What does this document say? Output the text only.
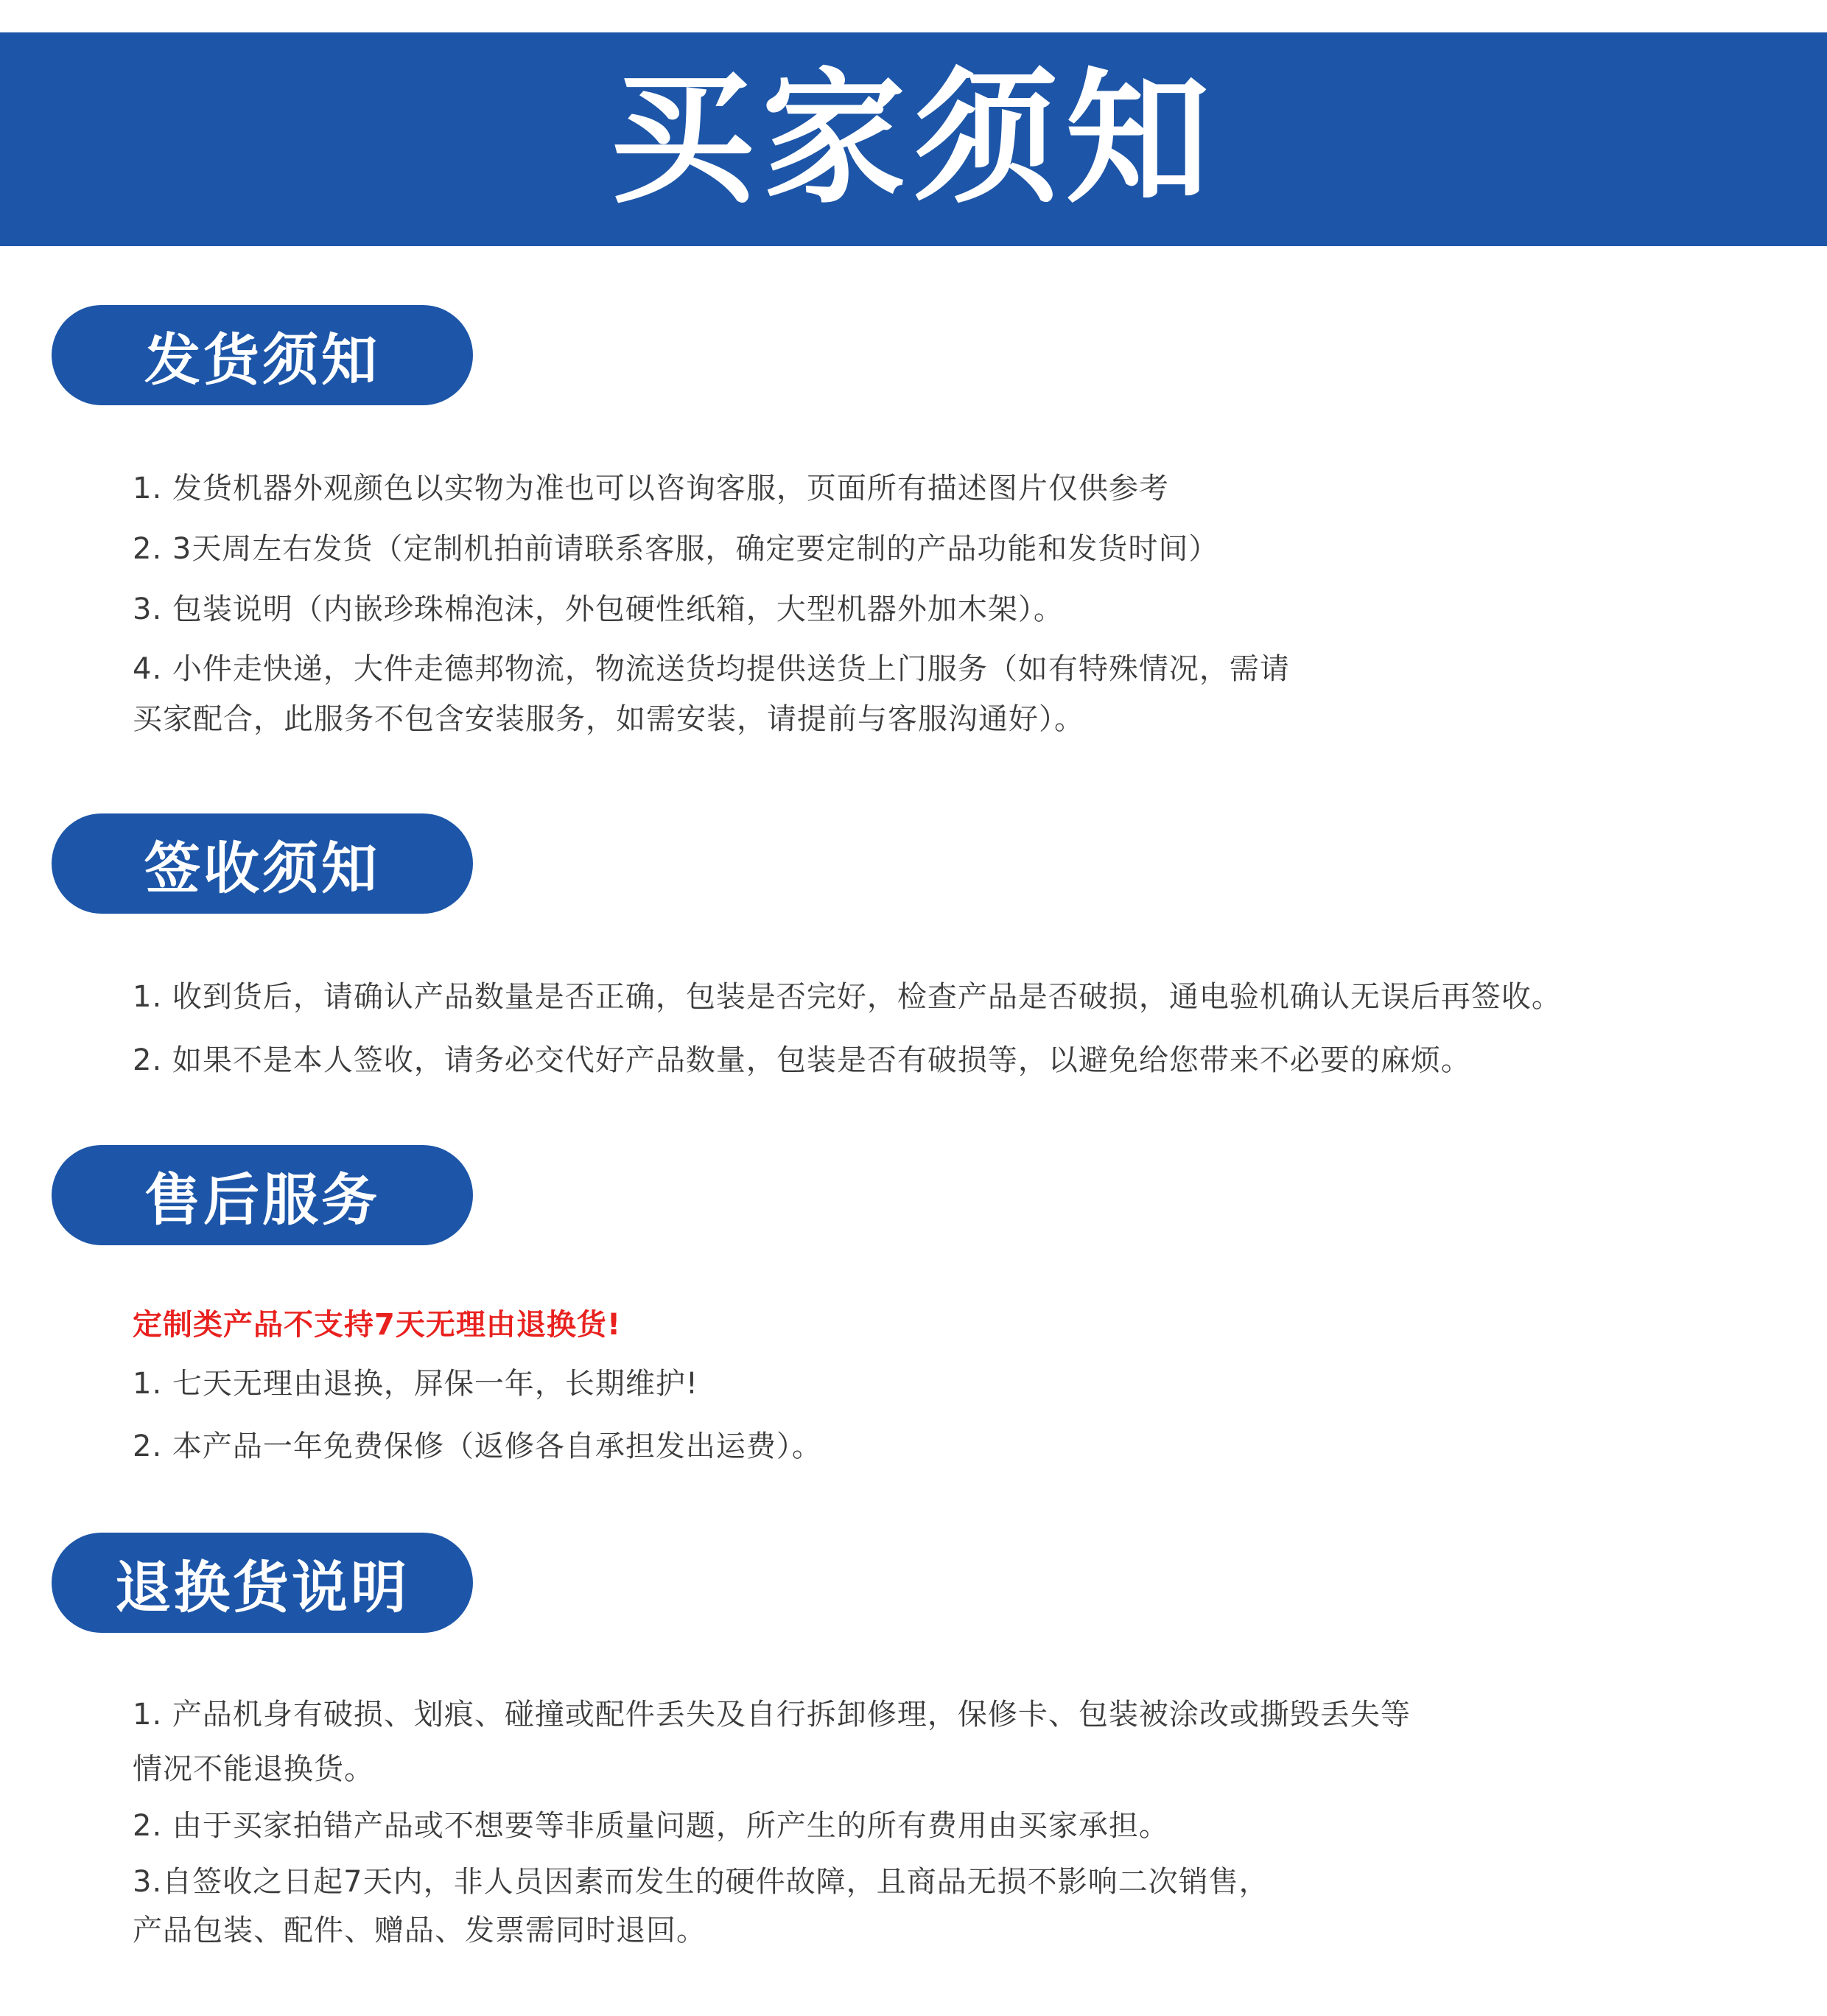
买家须知
发货须知

1. 发货机器外观颜色以实物为准也可以咨询客服，页面所有描述图片仅供参考

2. 3天周左右发货（定制机拍前请联系客服，确定要定制的产品功能和发货时间）

3. 包装说明（内嵌珍珠棉泡沫，外包硬性纸箱，大型机器外加木架）。

4. 小件走快递，大件走德邦物流，物流送货均提供送货上门服务（如有特殊情况，需请

买家配合，此服务不包含安装服务，如需安装，请提前与客服沟通好）。

签收须知

1. 收到货后，请确认产品数量是否正确，包装是否完好，检查产品是否破损，通电验机确认无误后再签收。

2. 如果不是本人签收，请务必交代好产品数量，包装是否有破损等，以避免给您带来不必要的麻烦。

售后服务

定制类产品不支持7天无理由退换货!

1. 七天无理由退换，屏保一年，长期维护!

2. 本产品一年免费保修（返修各自承担发出运费）。

退换货说明

1. 产品机身有破损、划痕、碰撞或配件丢失及自行拆卸修理，保修卡、包装被涂改或撕毁丢失等

情况不能退换货。

2. 由于买家拍错产品或不想要等非质量问题，所产生的所有费用由买家承担。

3.自签收之日起7天内，非人员因素而发生的硬件故障，且商品无损不影响二次销售，

产品包装、配件、赠品、发票需同时退回。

-*-*-

#### [Aim of the task]
Reproduce each line exactly, please, except for any pictures.

#### [Problem solution]
What does this document say? Output the text only.
买家须知
发货须知

1. 发货机器外观颜色以实物为准也可以咨询客服，页面所有描述图片仅供参考

2. 3天周左右发货（定制机拍前请联系客服，确定要定制的产品功能和发货时间）

3. 包装说明（内嵌珍珠棉泡沫，外包硬性纸箱，大型机器外加木架）。

4. 小件走快递，大件走德邦物流，物流送货均提供送货上门服务（如有特殊情况，需请

买家配合，此服务不包含安装服务，如需安装，请提前与客服沟通好）。

签收须知

1. 收到货后，请确认产品数量是否正确，包装是否完好，检查产品是否破损，通电验机确认无误后再签收。

2. 如果不是本人签收，请务必交代好产品数量，包装是否有破损等，以避免给您带来不必要的麻烦。

售后服务

定制类产品不支持7天无理由退换货!

1. 七天无理由退换，屏保一年，长期维护!

2. 本产品一年免费保修（返修各自承担发出运费）。

退换货说明

1. 产品机身有破损、划痕、碰撞或配件丢失及自行拆卸修理，保修卡、包装被涂改或撕毁丢失等

情况不能退换货。

2. 由于买家拍错产品或不想要等非质量问题，所产生的所有费用由买家承担。

3.自签收之日起7天内，非人员因素而发生的硬件故障，且商品无损不影响二次销售，

产品包装、配件、赠品、发票需同时退回。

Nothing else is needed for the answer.